Instructions for the task:
Where a line contains the string "name", copy that line.

Data provided:
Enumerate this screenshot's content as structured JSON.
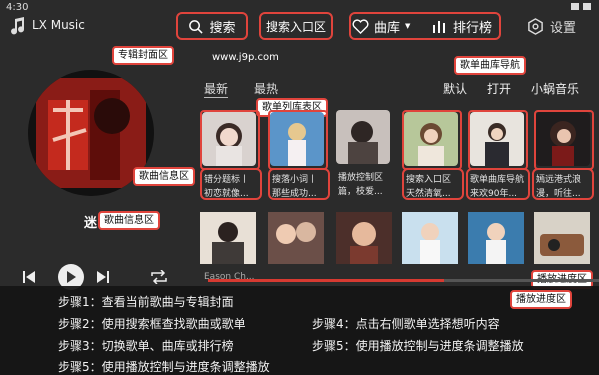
{
  "status": {
    "time": "4:30"
  },
  "app": {
    "title": "LX Music"
  },
  "header": {
    "search_label": "搜索",
    "search_entry_label": "搜索入口区",
    "library_label": "曲库",
    "rank_label": "排行榜",
    "settings_label": "设置"
  },
  "watermark": "www.j9p.com",
  "annotations": {
    "album_cover": "专辑封面区",
    "song_info_1": "歌曲信息区",
    "song_info_2": "歌曲信息区",
    "playlist_area": "歌单列库表区",
    "nav": "歌单曲库导航",
    "progress_1": "播放进度区",
    "progress_2": "播放进度区"
  },
  "tabs": {
    "newest": "最新",
    "hottest": "最热",
    "sources": [
      "默认",
      "打开",
      "小蜗音乐"
    ]
  },
  "row1": [
    {
      "line1": "错分题标丨",
      "line2": "初恋就像..."
    },
    {
      "line1": "搜落小词丨",
      "line2": "那些成功..."
    },
    {
      "line1": "播放控制区",
      "line2": "篇，枝爱..."
    },
    {
      "line1": "搜索入口区",
      "line2": "天然清氧..."
    },
    {
      "line1": "歌单曲库导航",
      "line2": "来欢90年..."
    },
    {
      "line1": "嫣远港式浪",
      "line2": "漫，听往..."
    }
  ],
  "player": {
    "artist": "Eason Ch...",
    "progress": 0.6
  },
  "steps": {
    "s1": "步骤1：查看当前歌曲与专辑封面",
    "s2": "步骤2：使用搜索框查找歌曲或歌单",
    "s3": "步骤3：切换歌单、曲库或排行榜",
    "s4": "步骤4：点击右侧歌单选择想听内容",
    "s5a": "步骤5：使用播放控制与进度条调整播放",
    "s5b": "步骤5：使用播放控制与进度条调整播放"
  },
  "colors": {
    "accent": "#e0443c",
    "bg": "#2b2b2b"
  }
}
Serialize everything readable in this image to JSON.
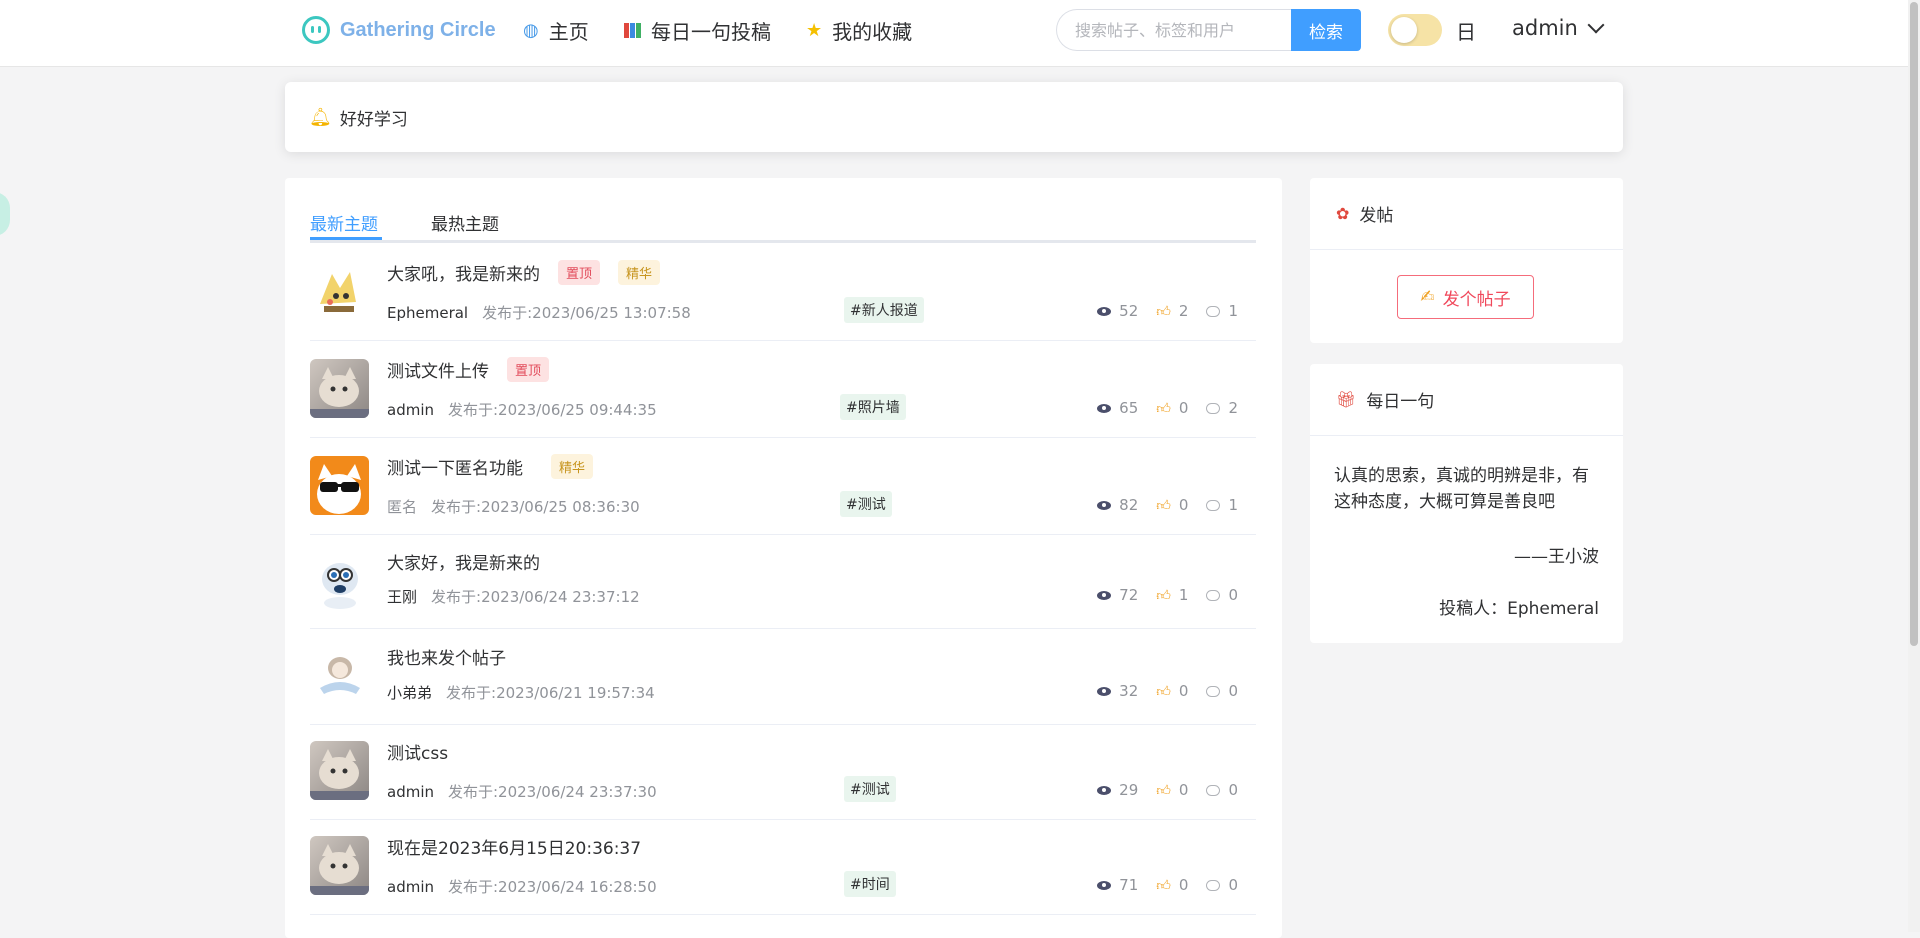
{
  "header": {
    "logo_text": "Gathering Circle",
    "nav": [
      {
        "label": "主页",
        "icon": "globe-icon"
      },
      {
        "label": "每日一句投稿",
        "icon": "books-icon"
      },
      {
        "label": "我的收藏",
        "icon": "star-icon"
      }
    ],
    "search": {
      "placeholder": "搜索帖子、标签和用户",
      "button": "检索"
    },
    "theme_label": "日",
    "user": "admin"
  },
  "notice": {
    "text": "好好学习"
  },
  "tabs": [
    {
      "label": "最新主题",
      "active": true
    },
    {
      "label": "最热主题",
      "active": false
    }
  ],
  "posts": [
    {
      "title": "大家吼，我是新来的",
      "badges": [
        "置顶",
        "精华"
      ],
      "author": "Ephemeral",
      "time": "发布于:2023/06/25 13:07:58",
      "tag": "#新人报道",
      "views": "52",
      "likes": "2",
      "comments": "1"
    },
    {
      "title": "测试文件上传",
      "badges": [
        "置顶"
      ],
      "author": "admin",
      "time": "发布于:2023/06/25 09:44:35",
      "tag": "#照片墙",
      "views": "65",
      "likes": "0",
      "comments": "2"
    },
    {
      "title": "测试一下匿名功能",
      "badges": [
        "精华"
      ],
      "author": "匿名",
      "time": "发布于:2023/06/25 08:36:30",
      "tag": "#测试",
      "views": "82",
      "likes": "0",
      "comments": "1"
    },
    {
      "title": "大家好，我是新来的",
      "badges": [],
      "author": "王刚",
      "time": "发布于:2023/06/24 23:37:12",
      "tag": "",
      "views": "72",
      "likes": "1",
      "comments": "0"
    },
    {
      "title": "我也来发个帖子",
      "badges": [],
      "author": "小弟弟",
      "time": "发布于:2023/06/21 19:57:34",
      "tag": "",
      "views": "32",
      "likes": "0",
      "comments": "0"
    },
    {
      "title": "测试css",
      "badges": [],
      "author": "admin",
      "time": "发布于:2023/06/24 23:37:30",
      "tag": "#测试",
      "views": "29",
      "likes": "0",
      "comments": "0"
    },
    {
      "title": "现在是2023年6月15日20:36:37",
      "badges": [],
      "author": "admin",
      "time": "发布于:2023/06/24 16:28:50",
      "tag": "#时间",
      "views": "71",
      "likes": "0",
      "comments": "0"
    }
  ],
  "post_card": {
    "title": "发帖",
    "button": "发个帖子"
  },
  "daily_card": {
    "title": "每日一句",
    "quote": "认真的思索，真诚的明辨是非，有这种态度，大概可算是善良吧",
    "author": "——王小波",
    "poster": "投稿人：Ephemeral"
  },
  "colors": {
    "accent": "#409eff",
    "badge_top": "#e24b5b",
    "badge_best": "#c7951f",
    "post_button": "#f0485b"
  }
}
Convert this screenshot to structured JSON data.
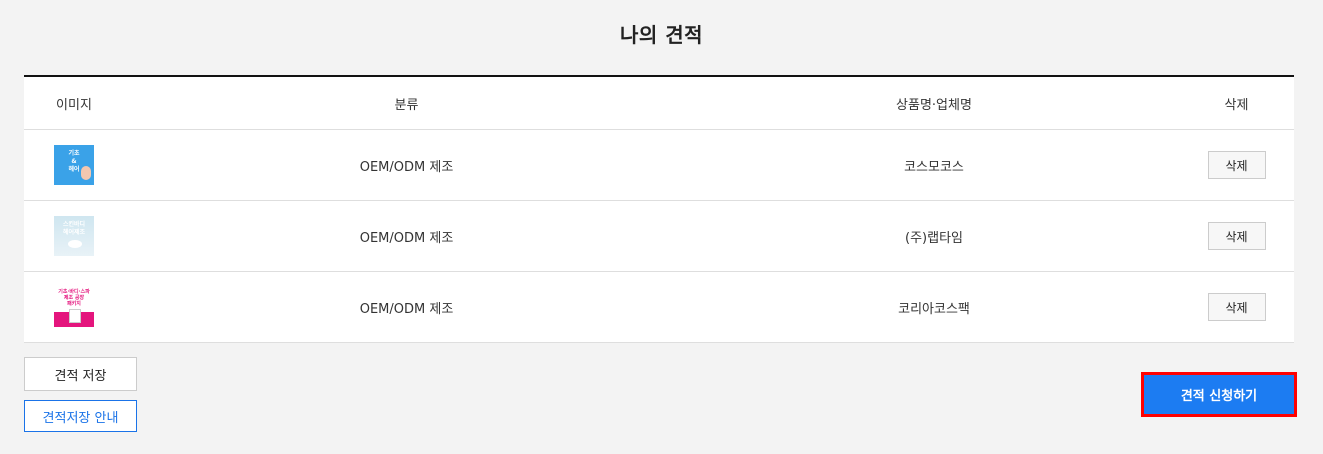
{
  "page": {
    "title": "나의 견적"
  },
  "table": {
    "headers": {
      "image": "이미지",
      "category": "분류",
      "name": "상품명·업체명",
      "delete": "삭제"
    },
    "rows": [
      {
        "thumb_text": "기초\n&\n헤어",
        "category": "OEM/ODM 제조",
        "name": "코스모코스",
        "delete_label": "삭제"
      },
      {
        "thumb_text": "스킨바디\n헤어제조",
        "category": "OEM/ODM 제조",
        "name": "(주)랩타임",
        "delete_label": "삭제"
      },
      {
        "thumb_text": "기초·바디·스파\n제조 공장\n패키지",
        "category": "OEM/ODM 제조",
        "name": "코리아코스팩",
        "delete_label": "삭제"
      }
    ]
  },
  "actions": {
    "save_label": "견적 저장",
    "guide_label": "견적저장 안내",
    "apply_label": "견적 신청하기"
  },
  "colors": {
    "accent": "#1c7cf2",
    "highlight_outline": "#ff0000",
    "guide_border": "#1a73e8"
  }
}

Final result:
      "name": "상품명·업체명",
        "name": "코스모코스",
        "name": "(주)랩타임",
        "name": "코리아코스팩",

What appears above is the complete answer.